- Objective: Reproduce the material word for word; the images stay out.
──────── Provided information
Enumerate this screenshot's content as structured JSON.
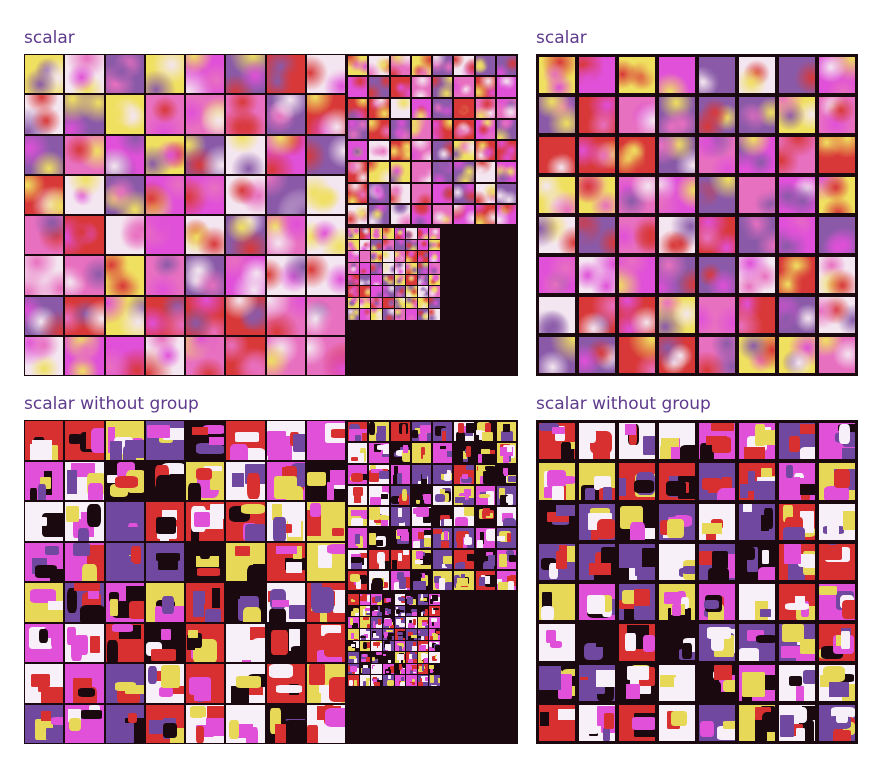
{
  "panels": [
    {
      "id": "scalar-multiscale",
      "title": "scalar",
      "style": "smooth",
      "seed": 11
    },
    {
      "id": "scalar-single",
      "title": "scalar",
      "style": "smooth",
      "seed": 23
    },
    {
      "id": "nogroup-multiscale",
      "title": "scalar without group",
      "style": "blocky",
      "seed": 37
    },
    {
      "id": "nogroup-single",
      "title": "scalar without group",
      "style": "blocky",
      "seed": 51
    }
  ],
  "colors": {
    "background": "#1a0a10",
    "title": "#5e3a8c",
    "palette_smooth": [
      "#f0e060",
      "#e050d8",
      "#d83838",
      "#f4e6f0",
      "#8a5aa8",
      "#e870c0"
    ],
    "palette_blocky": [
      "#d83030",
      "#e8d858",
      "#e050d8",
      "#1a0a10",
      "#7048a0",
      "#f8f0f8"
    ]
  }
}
────────────────
- Correct answer:
Enumerate this screenshot's content as structured JSON.
{
  "panels": [
    {
      "id": "scalar-multiscale",
      "title": "scalar",
      "style": "smooth",
      "seed": 11
    },
    {
      "id": "scalar-single",
      "title": "scalar",
      "style": "smooth",
      "seed": 23
    },
    {
      "id": "nogroup-multiscale",
      "title": "scalar without group",
      "style": "blocky",
      "seed": 37
    },
    {
      "id": "nogroup-single",
      "title": "scalar without group",
      "style": "blocky",
      "seed": 51
    }
  ],
  "colors": {
    "background": "#1a0a10",
    "title": "#5e3a8c",
    "palette_smooth": [
      "#f0e060",
      "#e050d8",
      "#d83838",
      "#f4e6f0",
      "#8a5aa8",
      "#e870c0"
    ],
    "palette_blocky": [
      "#d83030",
      "#e8d858",
      "#e050d8",
      "#1a0a10",
      "#7048a0",
      "#f8f0f8"
    ]
  }
}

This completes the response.